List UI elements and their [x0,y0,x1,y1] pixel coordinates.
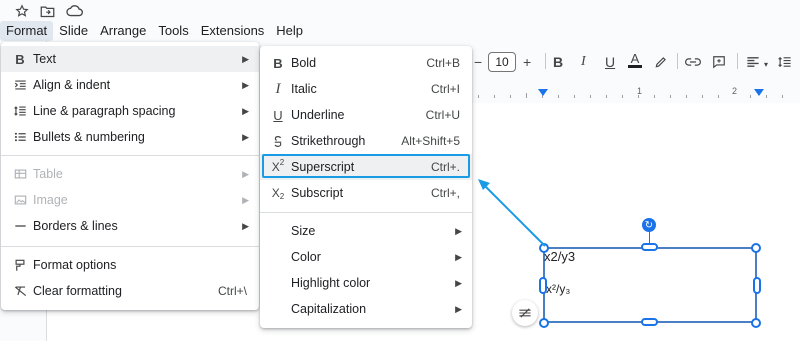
clear-formatting-icon [11,282,29,300]
format-menu-item-align-indent[interactable]: Align & indent ▶ [1,72,259,98]
submenu-arrow-icon: ▶ [455,303,462,314]
align-indent-icon [11,76,29,94]
format-menu-item-borders-lines[interactable]: Borders & lines ▶ [1,213,259,239]
text-submenu-item-underline[interactable]: U Underline Ctrl+U [260,102,472,128]
format-menu-item-line-spacing[interactable]: Line & paragraph spacing ▶ [1,98,259,124]
menu-item-shortcut: Ctrl+U [425,108,460,122]
subscript-icon: X2 [271,186,285,201]
menu-item-label: Subscript [291,186,344,200]
menu-item-shortcut: Alt+Shift+5 [401,134,460,148]
menu-item-label: Borders & lines [33,219,118,233]
submenu-arrow-icon: ▶ [455,251,462,262]
underline-icon: U [273,107,283,123]
menu-item-shortcut: Ctrl+, [430,186,460,200]
submenu-arrow-icon: ▶ [242,53,249,64]
text-submenu-item-size[interactable]: Size ▶ [260,218,472,244]
submenu-arrow-icon: ▶ [242,105,249,116]
italic-icon: I [275,80,281,97]
menu-item-label: Align & indent [33,78,111,92]
strikethrough-icon [269,132,287,150]
submenu-arrow-icon: ▶ [455,225,462,236]
menu-item-label: Image [33,193,68,207]
text-submenu-item-italic[interactable]: I Italic Ctrl+I [260,76,472,102]
menu-item-label: Capitalization [291,302,367,316]
text-submenu-item-capitalization[interactable]: Capitalization ▶ [260,296,472,322]
menu-item-label: Line & paragraph spacing [33,104,176,118]
text-submenu-item-bold[interactable]: B Bold Ctrl+B [260,50,472,76]
format-menu-item-text[interactable]: B Text ▶ [1,46,259,72]
menu-item-label: Bold [291,56,317,70]
format-menu-item-image: Image ▶ [1,187,259,213]
menu-item-label: Text [33,52,56,66]
format-menu-item-bullets[interactable]: Bullets & numbering ▶ [1,124,259,150]
menu-item-label: Highlight color [291,276,371,290]
line-spacing-icon [11,102,29,120]
format-menu: B Text ▶ Align & indent ▶ Line & paragra… [1,42,259,310]
menu-item-label: Bullets & numbering [33,130,145,144]
menu-item-label: Size [291,224,316,238]
menu-item-label: Strikethrough [291,134,366,148]
menu-item-shortcut: Ctrl+\ [217,284,247,298]
bullets-icon [11,128,29,146]
format-menu-item-format-options[interactable]: Format options [1,252,259,278]
borders-icon [11,217,29,235]
text-submenu-item-highlight-color[interactable]: Highlight color ▶ [260,270,472,296]
image-icon [11,191,29,209]
menu-item-label: Underline [291,108,345,122]
bold-icon: B [273,55,283,71]
bold-icon: B [15,51,25,67]
menu-item-label: Clear formatting [33,284,122,298]
text-submenu-item-color[interactable]: Color ▶ [260,244,472,270]
text-submenu-item-strikethrough[interactable]: Strikethrough Alt+Shift+5 [260,128,472,154]
submenu-arrow-icon: ▶ [242,194,249,205]
format-options-icon [11,256,29,274]
submenu-arrow-icon: ▶ [242,79,249,90]
menu-item-label: Italic [291,82,317,96]
format-menu-item-table: Table ▶ [1,161,259,187]
menu-item-shortcut: Ctrl+I [430,82,460,96]
submenu-arrow-icon: ▶ [242,168,249,179]
menu-item-label: Table [33,167,63,181]
submenu-arrow-icon: ▶ [242,131,249,142]
menu-divider [260,212,472,213]
submenu-arrow-icon: ▶ [455,277,462,288]
menu-divider [1,155,259,156]
format-menu-item-clear-formatting[interactable]: Clear formatting Ctrl+\ [1,278,259,304]
menu-item-label: Color [291,250,321,264]
menu-item-shortcut: Ctrl+B [426,56,460,70]
superscript-highlight-box [262,154,470,178]
submenu-arrow-icon: ▶ [242,220,249,231]
text-submenu-item-subscript[interactable]: X2 Subscript Ctrl+, [260,180,472,206]
menu-divider [1,246,259,247]
table-icon [11,165,29,183]
text-submenu: B Bold Ctrl+B I Italic Ctrl+I U Underlin… [260,46,472,328]
menu-item-label: Format options [33,258,117,272]
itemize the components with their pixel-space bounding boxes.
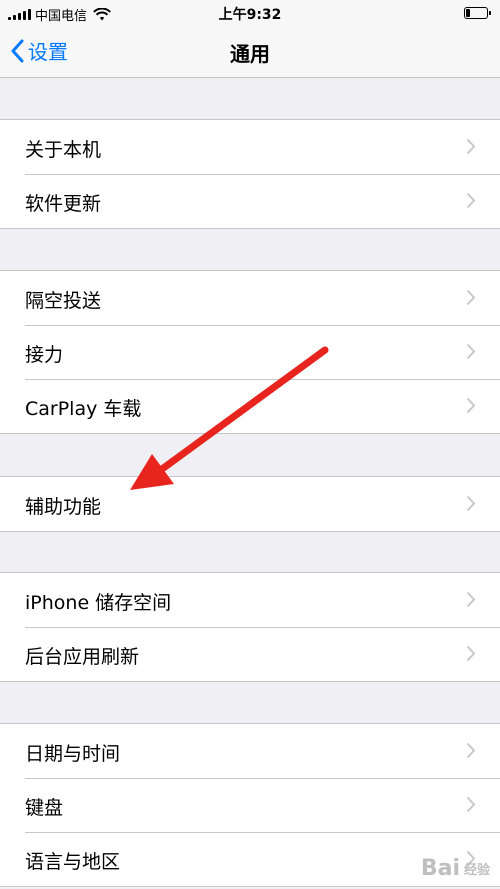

> _The problem_
Output every line of the records above as a JSON list of strings, one string per line, with blank lines omitted. Leave the pictures out of the answer.

> _Output of the task_
[
  "List UI elements and their [x0,y0,x1,y1] pixel coordinates.",
  "clear-formatting-icon [11,282,29,300]",
  "format-menu-item-align-indent[interactable]: Align & indent ▶ [1,72,259,98]",
  "submenu-arrow-icon: ▶ [455,303,462,314]",
  "align-indent-icon [11,76,29,94]",
  "format-menu-item-borders-lines[interactable]: Borders & lines ▶ [1,213,259,239]",
  "text-submenu-item-underline[interactable]: U Underline Ctrl+U [260,102,472,128]",
  "format-menu-item-line-spacing[interactable]: Line & paragraph spacing ▶ [1,98,259,124]",
  "menu-item-shortcut: Ctrl+U [425,108,460,122]",
  "subscript-icon: X2 [271,186,285,201]",
  "menu-item-label: Subscript [291,186,344,200]",
  "menu-item-shortcut: Alt+Shift+5 [401,134,460,148]",
  "menu-item-label: Borders & lines [33,219,118,233]",
  "submenu-arrow-icon: ▶ [455,251,462,262]",
  "underline-icon: U [273,107,283,123]",
  "menu-item-shortcut: Ctrl+, [430,186,460,200]",
  "submenu-arrow-icon: ▶ [242,53,249,64]",
  "text-submenu-item-size[interactable]: Size ▶ [260,218,472,244]",
  "submenu-arrow-icon: ▶ [242,105,249,116]",
  "italic-icon: I [275,80,281,97]",
  "menu-item-label: Align & indent [33,78,111,92]",
  "strikethrough-icon [269,132,287,150]",
  "submenu-arrow-icon: ▶ [455,225,462,236]",
  "menu-item-label: Image [33,193,68,207]",
  "text-submenu-item-italic[interactable]: I Italic Ctrl+I [260,76,472,102]",
  "menu-item-label: Capitalization [291,302,367,316]",
  "text-submenu-item-capitalization[interactable]: Capitalization ▶ [260,296,472,322]",
  "menu-item-label: Line & paragraph spacing [33,104,176,118]",
  "text-submenu-item-bold[interactable]: B Bold Ctrl+B [260,50,472,76]",
  "format-menu-item-text[interactable]: B Text ▶ [1,46,259,72]",
  "menu-item-label: Bold [291,56,317,70]",
  "format-menu-item-image: Image ▶ [1,187,259,213]",
  "menu-item-label: Text [33,52,56,66]",
  "format-menu-item-bullets[interactable]: Bullets & numbering ▶ [1,124,259,150]",
  "menu-item-label: Highlight color [291,276,371,290]",
  "line-spacing-icon [11,102,29,120]",
  "format-menu: B Text ▶ Align & indent ▶ Line & paragra… [1,42,259,310]",
  "menu-item-label: Bullets & numbering [33,130,145,144]",
  "menu-item-label: Size [291,224,316,238]",
  "menu-item-label: Strikethrough [291,134,366,148]",
  "menu-item-shortcut: Ctrl+\\ [217,284,247,298]",
  "bullets-icon [11,128,29,146]",
  "format-menu-item-format-options[interactable]: Format options [1,252,259,278]",
  "borders-icon [11,217,29,235]",
  "text-submenu-item-highlight-color[interactable]: Highlight color ▶ [260,270,472,296]",
  "image-icon [11,191,29,209]",
  "menu-item-label: Underline [291,108,345,122]",
  "bold-icon: B [273,55,283,71]",
  "bold-icon: B [15,51,25,67]",
  "menu-item-label: Clear formatting [33,284,122,298]",
  "text-submenu-item-color[interactable]: Color ▶ [260,244,472,270]",
  "text-submenu-item-strikethrough[interactable]: Strikethrough Alt+Shift+5 [260,128,472,154]",
  "submenu-arrow-icon: ▶ [242,194,249,205]",
  "format-options-icon [11,256,29,274]",
  "submenu-arrow-icon: ▶ [242,79,249,90]",
  "menu-item-label: Italic [291,82,317,96]",
  "format-menu-item-table: Table ▶ [1,161,259,187]",
  "menu-item-shortcut: Ctrl+I [430,82,460,96]",
  "submenu-arrow-icon: ▶ [242,168,249,179]",
  "menu-item-label: Table [33,167,63,181]",
  "submenu-arrow-icon: ▶ [242,131,249,142]",
  "menu-divider [260,212,472,213]",
  "submenu-arrow-icon: ▶ [455,277,462,288]",
  "menu-divider [1,155,259,156]",
  "format-menu-item-clear-formatting[interactable]: Clear formatting Ctrl+\\ [1,278,259,304]",
  "menu-item-label: Color [291,250,321,264]",
  "menu-item-shortcut: Ctrl+B [426,56,460,70]",
  "superscript-highlight-box [262,154,470,178]",
  "submenu-arrow-icon: ▶ [242,220,249,231]",
  "text-submenu-item-subscript[interactable]: X2 Subscript Ctrl+, [260,180,472,206]",
  "menu-divider [1,246,259,247]",
  "table-icon [11,165,29,183]",
  "text-submenu: B Bold Ctrl+B I Italic Ctrl+I U Underlin… [260,46,472,328]",
  "menu-item-label: Format options [33,258,117,272]",
  "itemize the components with their pixel-space bounding boxes."
]